WRITTEN EXERCISE: Make a verbatim copy of the entries below; pictures stay out.

· · ·

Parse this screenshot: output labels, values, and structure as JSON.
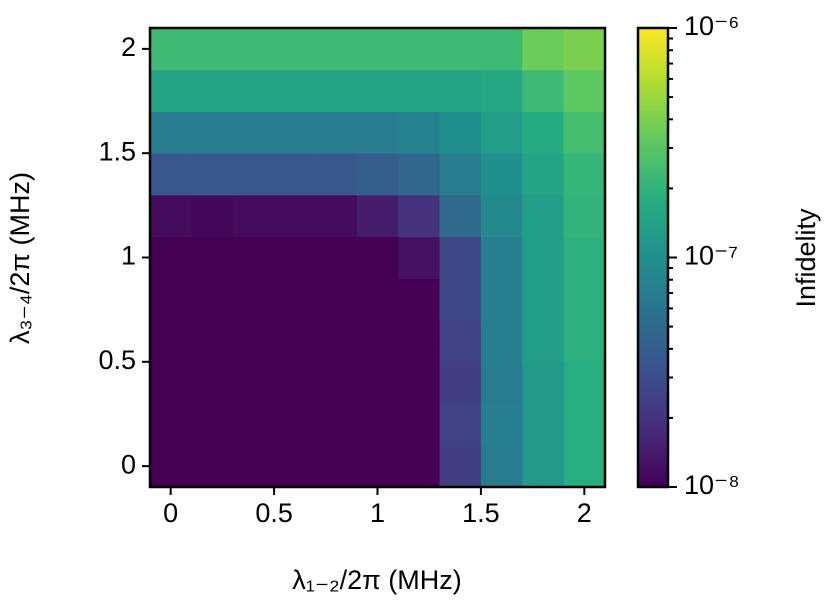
{
  "chart_data": {
    "type": "heatmap",
    "x_label": "λ₁₋₂/2π (MHz)",
    "y_label": "λ₃₋₄/2π (MHz)",
    "colorbar_label": "Infidelity",
    "colormap": "viridis",
    "x": [
      0,
      0.2,
      0.4,
      0.6,
      0.8,
      1.0,
      1.2,
      1.4,
      1.6,
      1.8,
      2.0
    ],
    "y": [
      0,
      0.2,
      0.4,
      0.6,
      0.8,
      1.0,
      1.2,
      1.4,
      1.6,
      1.8,
      2.0
    ],
    "z": [
      [
        1e-08,
        1e-08,
        1e-08,
        1e-08,
        1e-08,
        1e-08,
        1e-08,
        2.3e-08,
        6.9e-08,
        1.2e-07,
        1.8e-07
      ],
      [
        1e-08,
        1e-08,
        1e-08,
        1e-08,
        1e-08,
        1e-08,
        1e-08,
        2.5e-08,
        7.2e-08,
        1.2e-07,
        1.8e-07
      ],
      [
        1e-08,
        1e-08,
        1e-08,
        1e-08,
        1e-08,
        1e-08,
        1e-08,
        2.3e-08,
        6.9e-08,
        1.2e-07,
        1.8e-07
      ],
      [
        1e-08,
        1e-08,
        1e-08,
        1e-08,
        1e-08,
        1e-08,
        1e-08,
        2.5e-08,
        7.2e-08,
        1.26e-07,
        1.9e-07
      ],
      [
        1e-08,
        1e-08,
        1e-08,
        1e-08,
        1e-08,
        1e-08,
        1e-08,
        2.75e-08,
        7.2e-08,
        1.26e-07,
        1.9e-07
      ],
      [
        1e-08,
        1e-08,
        1e-08,
        1e-08,
        1e-08,
        1e-08,
        1.26e-08,
        2.75e-08,
        7.2e-08,
        1.26e-07,
        1.9e-07
      ],
      [
        1.15e-08,
        1.1e-08,
        1.15e-08,
        1.15e-08,
        1.15e-08,
        1.45e-08,
        2e-08,
        5e-08,
        8.7e-08,
        1.3e-07,
        2e-07
      ],
      [
        3.5e-08,
        3.5e-08,
        3.5e-08,
        3.5e-08,
        3.5e-08,
        4e-08,
        4.6e-08,
        6.9e-08,
        1e-07,
        1.45e-07,
        2.1e-07
      ],
      [
        6.9e-08,
        6.9e-08,
        6.9e-08,
        6.9e-08,
        6.9e-08,
        6.9e-08,
        7.9e-08,
        1e-07,
        1.26e-07,
        1.75e-07,
        2.5e-07
      ],
      [
        1.45e-07,
        1.45e-07,
        1.45e-07,
        1.45e-07,
        1.45e-07,
        1.45e-07,
        1.45e-07,
        1.45e-07,
        1.6e-07,
        2.3e-07,
        3.2e-07
      ],
      [
        2.3e-07,
        2.3e-07,
        2.3e-07,
        2.3e-07,
        2.3e-07,
        2.3e-07,
        2.3e-07,
        2.3e-07,
        2.3e-07,
        3.5e-07,
        4e-07
      ]
    ],
    "xlim": [
      -0.1,
      2.1
    ],
    "ylim": [
      -0.1,
      2.1
    ],
    "xticks": [
      0,
      0.5,
      1,
      1.5,
      2
    ],
    "yticks": [
      0,
      0.5,
      1,
      1.5,
      2
    ],
    "clim": [
      1e-08,
      1e-06
    ],
    "log_scale_color": true,
    "cticks": [
      {
        "value": 1e-08,
        "label": "10⁻⁸"
      },
      {
        "value": 1e-07,
        "label": "10⁻⁷"
      },
      {
        "value": 1e-06,
        "label": "10⁻⁶"
      }
    ],
    "cminorticks": [
      2e-08,
      3e-08,
      4e-08,
      5e-08,
      6e-08,
      7e-08,
      8e-08,
      9e-08,
      2e-07,
      3e-07,
      4e-07,
      5e-07,
      6e-07,
      7e-07,
      8e-07,
      9e-07
    ]
  }
}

· · ·

TASK OUTPUT:
Parse this screenshot: output labels, values, and structure as JSON.
{
  "chart_data": {
    "type": "heatmap",
    "x_label": "λ₁₋₂/2π (MHz)",
    "y_label": "λ₃₋₄/2π (MHz)",
    "colorbar_label": "Infidelity",
    "colormap": "viridis",
    "x": [
      0,
      0.2,
      0.4,
      0.6,
      0.8,
      1.0,
      1.2,
      1.4,
      1.6,
      1.8,
      2.0
    ],
    "y": [
      0,
      0.2,
      0.4,
      0.6,
      0.8,
      1.0,
      1.2,
      1.4,
      1.6,
      1.8,
      2.0
    ],
    "z": [
      [
        1e-08,
        1e-08,
        1e-08,
        1e-08,
        1e-08,
        1e-08,
        1e-08,
        2.3e-08,
        6.9e-08,
        1.2e-07,
        1.8e-07
      ],
      [
        1e-08,
        1e-08,
        1e-08,
        1e-08,
        1e-08,
        1e-08,
        1e-08,
        2.5e-08,
        7.2e-08,
        1.2e-07,
        1.8e-07
      ],
      [
        1e-08,
        1e-08,
        1e-08,
        1e-08,
        1e-08,
        1e-08,
        1e-08,
        2.3e-08,
        6.9e-08,
        1.2e-07,
        1.8e-07
      ],
      [
        1e-08,
        1e-08,
        1e-08,
        1e-08,
        1e-08,
        1e-08,
        1e-08,
        2.5e-08,
        7.2e-08,
        1.26e-07,
        1.9e-07
      ],
      [
        1e-08,
        1e-08,
        1e-08,
        1e-08,
        1e-08,
        1e-08,
        1e-08,
        2.75e-08,
        7.2e-08,
        1.26e-07,
        1.9e-07
      ],
      [
        1e-08,
        1e-08,
        1e-08,
        1e-08,
        1e-08,
        1e-08,
        1.26e-08,
        2.75e-08,
        7.2e-08,
        1.26e-07,
        1.9e-07
      ],
      [
        1.15e-08,
        1.1e-08,
        1.15e-08,
        1.15e-08,
        1.15e-08,
        1.45e-08,
        2e-08,
        5e-08,
        8.7e-08,
        1.3e-07,
        2e-07
      ],
      [
        3.5e-08,
        3.5e-08,
        3.5e-08,
        3.5e-08,
        3.5e-08,
        4e-08,
        4.6e-08,
        6.9e-08,
        1e-07,
        1.45e-07,
        2.1e-07
      ],
      [
        6.9e-08,
        6.9e-08,
        6.9e-08,
        6.9e-08,
        6.9e-08,
        6.9e-08,
        7.9e-08,
        1e-07,
        1.26e-07,
        1.75e-07,
        2.5e-07
      ],
      [
        1.45e-07,
        1.45e-07,
        1.45e-07,
        1.45e-07,
        1.45e-07,
        1.45e-07,
        1.45e-07,
        1.45e-07,
        1.6e-07,
        2.3e-07,
        3.2e-07
      ],
      [
        2.3e-07,
        2.3e-07,
        2.3e-07,
        2.3e-07,
        2.3e-07,
        2.3e-07,
        2.3e-07,
        2.3e-07,
        2.3e-07,
        3.5e-07,
        4e-07
      ]
    ],
    "xlim": [
      -0.1,
      2.1
    ],
    "ylim": [
      -0.1,
      2.1
    ],
    "xticks": [
      0,
      0.5,
      1,
      1.5,
      2
    ],
    "yticks": [
      0,
      0.5,
      1,
      1.5,
      2
    ],
    "clim": [
      1e-08,
      1e-06
    ],
    "log_scale_color": true,
    "cticks": [
      {
        "value": 1e-08,
        "label": "10⁻⁸"
      },
      {
        "value": 1e-07,
        "label": "10⁻⁷"
      },
      {
        "value": 1e-06,
        "label": "10⁻⁶"
      }
    ],
    "cminorticks": [
      2e-08,
      3e-08,
      4e-08,
      5e-08,
      6e-08,
      7e-08,
      8e-08,
      9e-08,
      2e-07,
      3e-07,
      4e-07,
      5e-07,
      6e-07,
      7e-07,
      8e-07,
      9e-07
    ]
  }
}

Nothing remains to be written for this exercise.